-- START Exercise inputs --

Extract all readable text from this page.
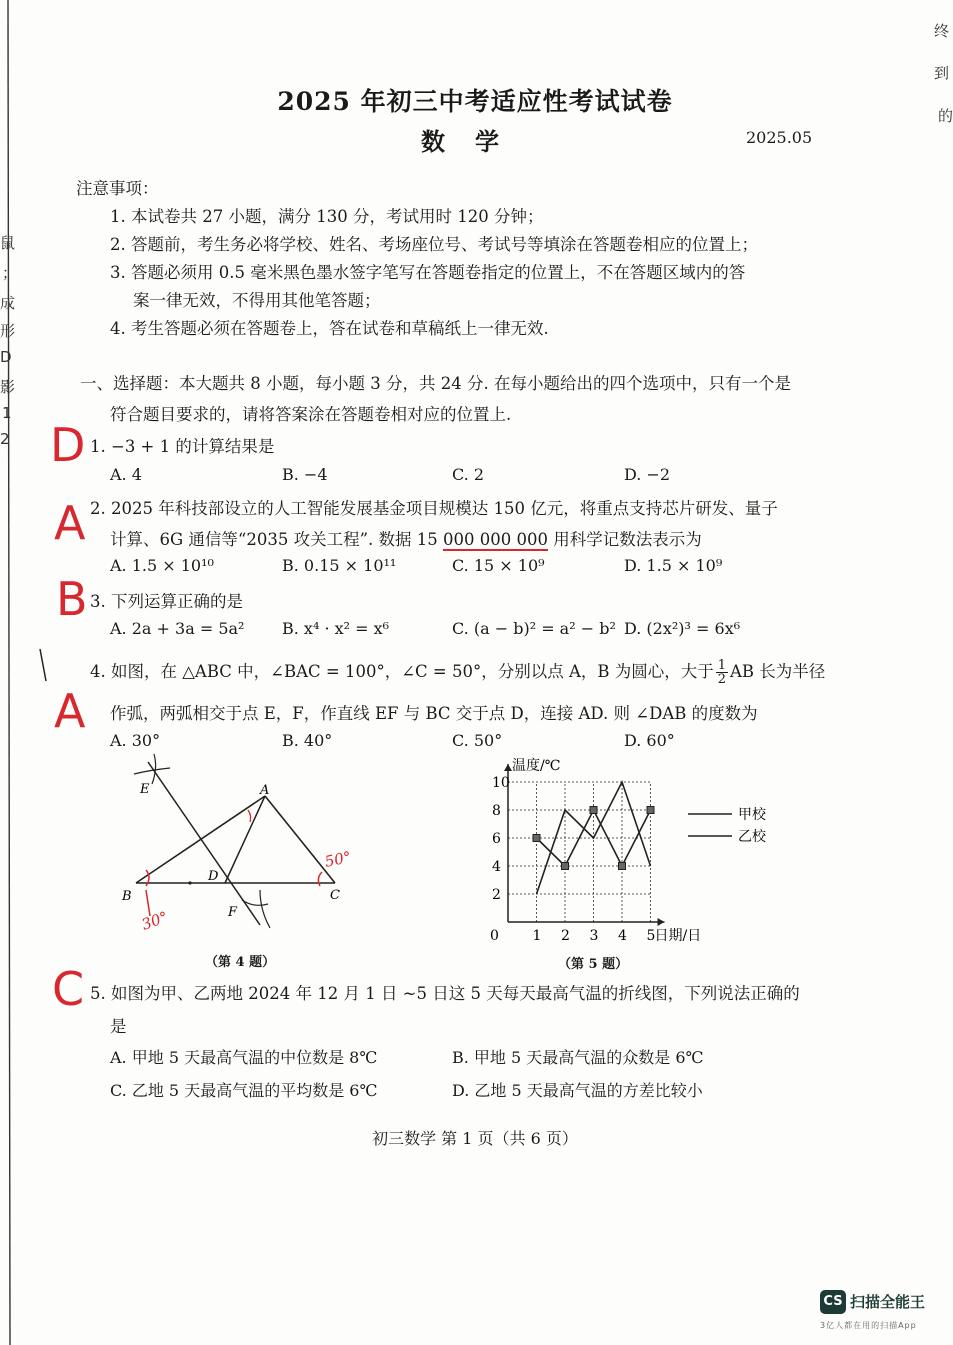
终
到
的
鼠
；
成
形
D
影
1
2
2025 年初三中考适应性考试试卷
数学	2025.05
注意事项：
1. 本试卷共 27 小题，满分 130 分，考试用时 120 分钟；
2. 答题前，考生务必将学校、姓名、考场座位号、考试号等填涂在答题卷相应的位置上；
3. 答题必须用 0.5 毫米黑色墨水签字笔写在答题卷指定的位置上，不在答题区域内的答
案一律无效，不得用其他笔答题；
4. 考生答题必须在答题卷上，答在试卷和草稿纸上一律无效.
一、选择题：本大题共 8 小题，每小题 3 分，共 24 分. 在每小题给出的四个选项中，只有一个是
符合题目要求的，请将答案涂在答题卷相对应的位置上.
D 1. −3 + 1 的计算结果是
A. 4	B. −4	C. 2	D. −2
A 2. 2025 年科技部设立的人工智能发展基金项目规模达 150 亿元，将重点支持芯片研发、量子
计算、6G 通信等“2035 攻关工程”. 数据 15 000 000 000 用科学记数法表示为
A. 1.5 × 10¹⁰	B. 0.15 × 10¹¹	C. 15 × 10⁹	D. 1.5 × 10⁹
B 3. 下列运算正确的是
A. 2a + 3a = 5a² B. x⁴ · x² = x⁶	C. (a − b)² = a² − b² D. (2x²)³ = 6x⁶
4. 如图，在 △ABC 中，∠BAC = 100°，∠C = 50°，分别以点 A，B 为圆心，大于 $\frac{1}{2}$ AB 长为半径
A 作弧，两弧相交于点 E，F，作直线 EF 与 BC 交于点 D，连接 AD. 则 ∠DAB 的度数为
A. 30°	B. 40°	C. 50°	D. 60°
50°
30°
A
B	C
D
E
F
（第 4 题）
2
4
6
8
10
1 2 3 4 5
0
温度/℃
日期/日
甲校
乙校
（第 5 题）
C 5. 如图为甲、乙两地 2024 年 12 月 1 日 ~5 日这 5 天每天最高气温的折线图，下列说法正确的
是
A. 甲地 5 天最高气温的中位数是 8℃	B. 甲地 5 天最高气温的众数是 6℃
C. 乙地 5 天最高气温的平均数是 6℃	D. 乙地 5 天最高气温的方差比较小
初三数学 第 1 页（共 6 页）
CS 扫描全能王
3亿人都在用的扫描App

-- END Exercise inputs --

◆ Given exercise ◆
Except for the pictures, give all the material above again verbatim.

◆ Written answer ◆
Extract all readable text from this page.
终
到
的
鼠
；
成
形
D
影
1
2
2025 年初三中考适应性考试试卷
数学	2025.05
注意事项：
1. 本试卷共 27 小题，满分 130 分，考试用时 120 分钟；
2. 答题前，考生务必将学校、姓名、考场座位号、考试号等填涂在答题卷相应的位置上；
3. 答题必须用 0.5 毫米黑色墨水签字笔写在答题卷指定的位置上，不在答题区域内的答
案一律无效，不得用其他笔答题；
4. 考生答题必须在答题卷上，答在试卷和草稿纸上一律无效.
一、选择题：本大题共 8 小题，每小题 3 分，共 24 分. 在每小题给出的四个选项中，只有一个是
符合题目要求的，请将答案涂在答题卷相对应的位置上.
D 1. −3 + 1 的计算结果是
A. 4	B. −4	C. 2	D. −2
A 2. 2025 年科技部设立的人工智能发展基金项目规模达 150 亿元，将重点支持芯片研发、量子
计算、6G 通信等“2035 攻关工程”. 数据 15 000 000 000 用科学记数法表示为
A. 1.5 × 10¹⁰	B. 0.15 × 10¹¹	C. 15 × 10⁹	D. 1.5 × 10⁹
B 3. 下列运算正确的是
A. 2a + 3a = 5a² B. x⁴ · x² = x⁶	C. (a − b)² = a² − b² D. (2x²)³ = 6x⁶
4. 如图，在 △ABC 中，∠BAC = 100°，∠C = 50°，分别以点 A，B 为圆心，大于 $\frac{1}{2}$ AB 长为半径
A 作弧，两弧相交于点 E，F，作直线 EF 与 BC 交于点 D，连接 AD. 则 ∠DAB 的度数为
A. 30°	B. 40°	C. 50°	D. 60°
50°
30°
A
B	C
D
E
F
（第 4 题）
2
4
6
8
10
1 2 3 4 5
0
温度/℃
日期/日
甲校
乙校
（第 5 题）
C 5. 如图为甲、乙两地 2024 年 12 月 1 日 ~5 日这 5 天每天最高气温的折线图，下列说法正确的
是
A. 甲地 5 天最高气温的中位数是 8℃	B. 甲地 5 天最高气温的众数是 6℃
C. 乙地 5 天最高气温的平均数是 6℃	D. 乙地 5 天最高气温的方差比较小
初三数学 第 1 页（共 6 页）
CS 扫描全能王
3亿人都在用的扫描App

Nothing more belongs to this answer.